> **WHAT NEEDS TO BE DONE**
Answer with one number: the count of lines in this material that hold the word "quảng".

> **RECORDED INFORMATION**
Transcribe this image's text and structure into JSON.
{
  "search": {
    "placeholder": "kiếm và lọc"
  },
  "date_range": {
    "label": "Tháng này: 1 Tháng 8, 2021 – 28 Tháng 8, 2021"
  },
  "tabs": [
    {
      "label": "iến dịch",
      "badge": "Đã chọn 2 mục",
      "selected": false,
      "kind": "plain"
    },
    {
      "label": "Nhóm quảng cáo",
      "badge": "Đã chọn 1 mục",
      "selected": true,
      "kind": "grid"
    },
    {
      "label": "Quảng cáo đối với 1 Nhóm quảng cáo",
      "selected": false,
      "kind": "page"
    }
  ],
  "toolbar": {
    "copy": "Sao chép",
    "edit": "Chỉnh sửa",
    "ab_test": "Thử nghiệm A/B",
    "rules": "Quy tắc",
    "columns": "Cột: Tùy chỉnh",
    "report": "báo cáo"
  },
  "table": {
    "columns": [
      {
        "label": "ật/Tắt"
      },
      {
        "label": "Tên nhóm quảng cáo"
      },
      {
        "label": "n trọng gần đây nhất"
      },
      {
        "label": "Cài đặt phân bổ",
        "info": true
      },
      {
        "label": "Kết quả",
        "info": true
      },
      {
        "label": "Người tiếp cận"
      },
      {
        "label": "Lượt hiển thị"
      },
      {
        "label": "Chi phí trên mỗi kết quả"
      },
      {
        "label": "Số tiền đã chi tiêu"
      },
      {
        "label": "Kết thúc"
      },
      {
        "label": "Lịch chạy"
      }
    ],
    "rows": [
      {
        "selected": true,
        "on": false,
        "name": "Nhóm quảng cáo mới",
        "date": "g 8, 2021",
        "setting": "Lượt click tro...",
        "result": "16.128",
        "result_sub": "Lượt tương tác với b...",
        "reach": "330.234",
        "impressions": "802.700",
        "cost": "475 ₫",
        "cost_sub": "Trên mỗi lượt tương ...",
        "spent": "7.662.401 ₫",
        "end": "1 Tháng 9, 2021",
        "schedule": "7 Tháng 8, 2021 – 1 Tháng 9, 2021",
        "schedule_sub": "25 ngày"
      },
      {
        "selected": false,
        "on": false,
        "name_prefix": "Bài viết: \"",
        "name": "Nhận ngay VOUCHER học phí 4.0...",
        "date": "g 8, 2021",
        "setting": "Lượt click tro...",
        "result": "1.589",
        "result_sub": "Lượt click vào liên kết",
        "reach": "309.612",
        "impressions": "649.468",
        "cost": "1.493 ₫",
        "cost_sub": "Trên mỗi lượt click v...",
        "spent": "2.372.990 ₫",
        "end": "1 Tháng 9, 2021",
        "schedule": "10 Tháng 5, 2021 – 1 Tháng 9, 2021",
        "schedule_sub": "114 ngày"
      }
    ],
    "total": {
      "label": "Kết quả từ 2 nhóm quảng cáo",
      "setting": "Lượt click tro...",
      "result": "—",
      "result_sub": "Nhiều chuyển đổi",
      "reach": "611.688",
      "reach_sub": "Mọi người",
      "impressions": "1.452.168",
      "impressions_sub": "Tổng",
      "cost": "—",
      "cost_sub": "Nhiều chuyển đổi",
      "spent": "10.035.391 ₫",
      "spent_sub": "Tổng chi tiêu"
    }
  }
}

> **SOLUTION TO THIS PROBLEM**
5